Exercise =
Return all lines in the material below that contain "批文数量".

Dataset records on visual material =
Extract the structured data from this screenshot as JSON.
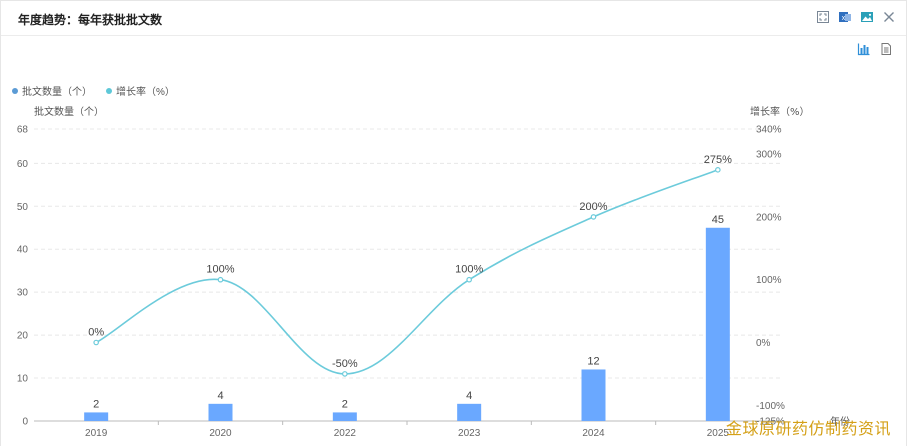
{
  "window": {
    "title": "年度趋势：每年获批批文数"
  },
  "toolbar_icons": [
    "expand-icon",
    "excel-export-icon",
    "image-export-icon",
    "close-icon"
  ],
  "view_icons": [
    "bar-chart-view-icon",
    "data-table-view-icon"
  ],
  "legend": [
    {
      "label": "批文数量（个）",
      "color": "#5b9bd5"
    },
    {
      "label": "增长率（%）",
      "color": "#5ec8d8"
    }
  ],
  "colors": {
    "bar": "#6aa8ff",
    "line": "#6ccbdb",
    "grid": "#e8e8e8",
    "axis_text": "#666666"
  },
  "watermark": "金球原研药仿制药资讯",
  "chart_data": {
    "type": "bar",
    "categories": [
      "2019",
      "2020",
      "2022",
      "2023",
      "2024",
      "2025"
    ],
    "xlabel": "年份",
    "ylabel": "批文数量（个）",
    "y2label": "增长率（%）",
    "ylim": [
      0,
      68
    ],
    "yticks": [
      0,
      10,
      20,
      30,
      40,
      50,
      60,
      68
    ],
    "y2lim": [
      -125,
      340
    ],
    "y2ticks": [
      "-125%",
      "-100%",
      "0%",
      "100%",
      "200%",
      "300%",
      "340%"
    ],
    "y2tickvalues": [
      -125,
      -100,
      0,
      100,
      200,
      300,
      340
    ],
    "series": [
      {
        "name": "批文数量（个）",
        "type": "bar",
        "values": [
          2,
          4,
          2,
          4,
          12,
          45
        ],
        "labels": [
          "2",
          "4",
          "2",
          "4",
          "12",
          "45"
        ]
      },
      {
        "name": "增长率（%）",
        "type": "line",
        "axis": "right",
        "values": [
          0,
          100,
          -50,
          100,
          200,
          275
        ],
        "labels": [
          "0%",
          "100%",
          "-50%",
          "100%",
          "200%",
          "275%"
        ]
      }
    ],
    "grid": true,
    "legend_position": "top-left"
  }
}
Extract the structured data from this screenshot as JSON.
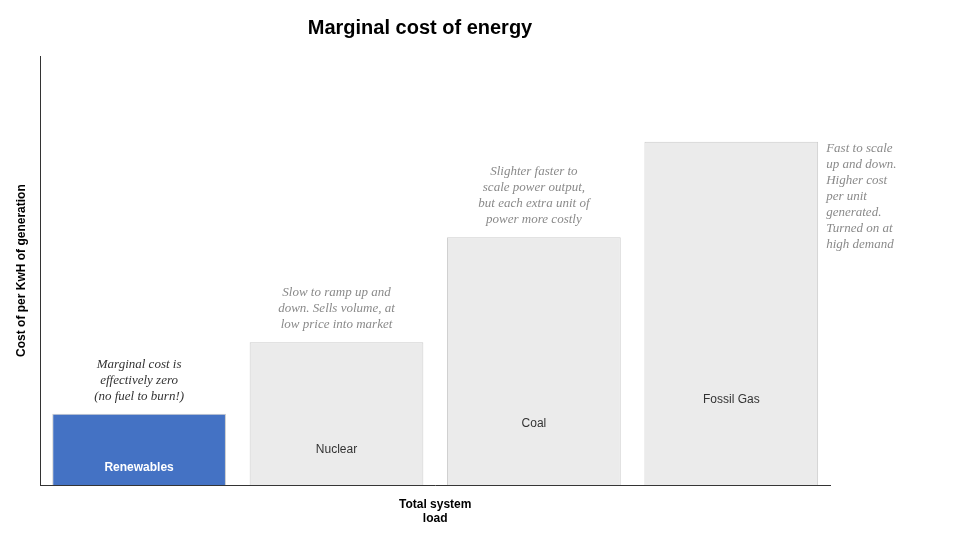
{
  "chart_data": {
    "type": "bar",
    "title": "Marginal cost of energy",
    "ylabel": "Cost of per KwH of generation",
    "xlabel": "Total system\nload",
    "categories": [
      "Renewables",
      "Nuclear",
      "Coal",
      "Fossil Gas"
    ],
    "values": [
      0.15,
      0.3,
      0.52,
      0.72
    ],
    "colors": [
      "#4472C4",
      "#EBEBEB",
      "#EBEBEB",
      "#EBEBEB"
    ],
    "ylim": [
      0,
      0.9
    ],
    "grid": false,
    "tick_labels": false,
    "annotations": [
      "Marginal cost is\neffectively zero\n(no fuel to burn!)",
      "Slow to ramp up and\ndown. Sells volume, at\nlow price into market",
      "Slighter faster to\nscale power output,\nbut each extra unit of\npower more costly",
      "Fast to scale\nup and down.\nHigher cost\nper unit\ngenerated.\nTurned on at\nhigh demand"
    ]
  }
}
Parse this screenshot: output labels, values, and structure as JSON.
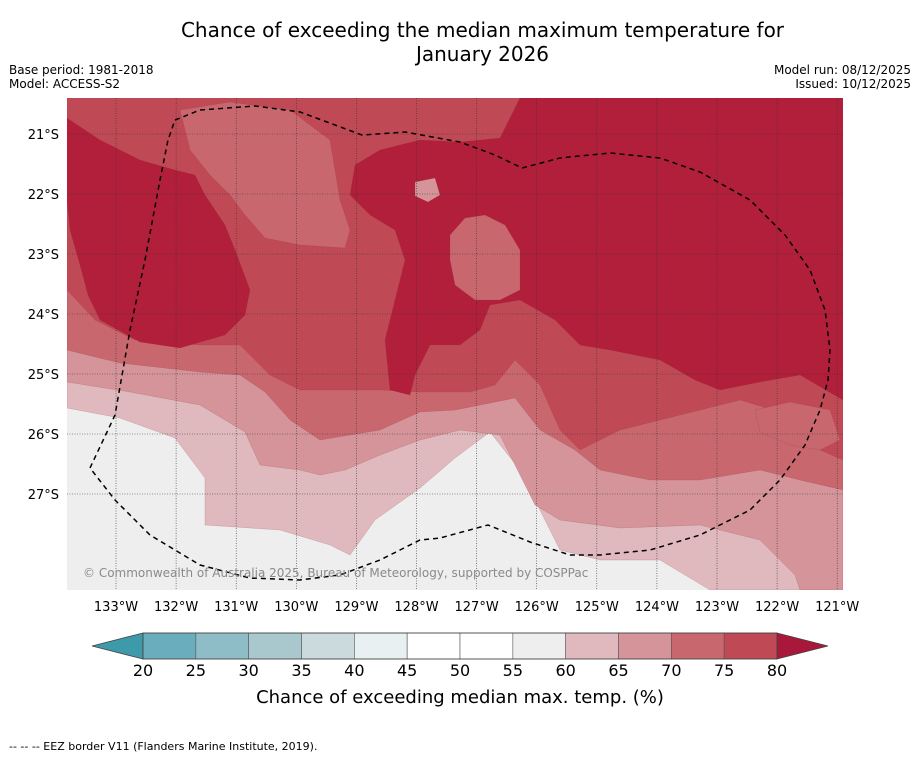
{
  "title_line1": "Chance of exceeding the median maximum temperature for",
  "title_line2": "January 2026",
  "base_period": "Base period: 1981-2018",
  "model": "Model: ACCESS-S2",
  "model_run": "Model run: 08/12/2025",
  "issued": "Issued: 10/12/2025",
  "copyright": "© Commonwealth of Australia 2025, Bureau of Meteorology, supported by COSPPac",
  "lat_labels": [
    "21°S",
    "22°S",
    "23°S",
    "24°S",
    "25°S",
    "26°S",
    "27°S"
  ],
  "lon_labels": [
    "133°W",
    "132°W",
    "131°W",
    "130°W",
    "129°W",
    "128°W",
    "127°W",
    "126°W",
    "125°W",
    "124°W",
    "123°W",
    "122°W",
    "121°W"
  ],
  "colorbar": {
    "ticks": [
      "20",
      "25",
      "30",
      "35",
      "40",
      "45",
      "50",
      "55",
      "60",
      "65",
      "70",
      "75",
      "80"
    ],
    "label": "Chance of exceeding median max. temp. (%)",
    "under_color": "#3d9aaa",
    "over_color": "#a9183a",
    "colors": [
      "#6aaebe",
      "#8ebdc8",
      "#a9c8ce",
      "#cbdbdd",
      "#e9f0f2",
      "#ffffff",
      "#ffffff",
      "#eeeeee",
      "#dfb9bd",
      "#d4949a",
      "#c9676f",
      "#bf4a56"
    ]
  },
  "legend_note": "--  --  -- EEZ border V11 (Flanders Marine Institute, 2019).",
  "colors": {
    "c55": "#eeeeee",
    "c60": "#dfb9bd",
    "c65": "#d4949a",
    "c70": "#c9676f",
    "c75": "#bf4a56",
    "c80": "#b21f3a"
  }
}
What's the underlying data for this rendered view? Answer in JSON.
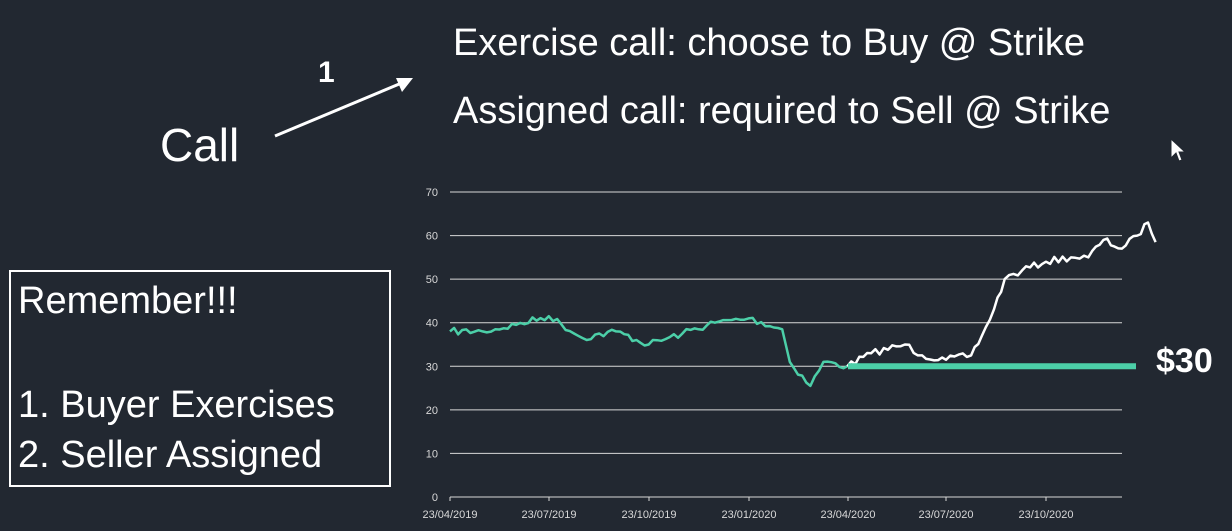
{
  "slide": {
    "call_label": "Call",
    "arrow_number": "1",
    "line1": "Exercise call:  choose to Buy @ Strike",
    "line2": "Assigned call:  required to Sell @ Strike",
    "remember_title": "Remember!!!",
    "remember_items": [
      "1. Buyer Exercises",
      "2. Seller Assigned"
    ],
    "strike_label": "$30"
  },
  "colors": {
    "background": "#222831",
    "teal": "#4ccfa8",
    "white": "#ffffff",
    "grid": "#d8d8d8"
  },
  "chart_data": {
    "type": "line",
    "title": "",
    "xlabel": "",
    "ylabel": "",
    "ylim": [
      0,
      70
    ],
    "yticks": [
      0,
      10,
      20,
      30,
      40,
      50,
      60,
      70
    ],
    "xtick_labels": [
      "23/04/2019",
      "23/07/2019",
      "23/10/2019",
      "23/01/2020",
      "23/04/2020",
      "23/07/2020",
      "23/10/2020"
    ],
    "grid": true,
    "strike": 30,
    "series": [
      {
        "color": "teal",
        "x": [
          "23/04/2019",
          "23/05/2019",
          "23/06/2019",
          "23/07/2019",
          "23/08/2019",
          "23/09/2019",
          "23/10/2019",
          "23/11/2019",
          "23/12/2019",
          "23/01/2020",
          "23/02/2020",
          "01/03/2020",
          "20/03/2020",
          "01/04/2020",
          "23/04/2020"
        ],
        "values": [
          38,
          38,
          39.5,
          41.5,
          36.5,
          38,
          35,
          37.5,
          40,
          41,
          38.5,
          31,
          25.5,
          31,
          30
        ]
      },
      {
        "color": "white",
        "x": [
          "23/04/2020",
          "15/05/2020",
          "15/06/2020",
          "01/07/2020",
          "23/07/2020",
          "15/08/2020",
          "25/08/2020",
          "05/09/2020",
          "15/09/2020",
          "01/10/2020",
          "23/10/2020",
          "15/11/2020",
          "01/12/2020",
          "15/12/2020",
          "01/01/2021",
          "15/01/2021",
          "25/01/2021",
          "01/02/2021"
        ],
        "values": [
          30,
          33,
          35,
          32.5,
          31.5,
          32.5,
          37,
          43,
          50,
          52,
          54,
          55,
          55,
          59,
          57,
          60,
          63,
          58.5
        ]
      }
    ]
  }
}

Solution for this task =
      "label": "批文数量（个）",
    "ylabel": "批文数量（个）",
        "name": "批文数量（个）",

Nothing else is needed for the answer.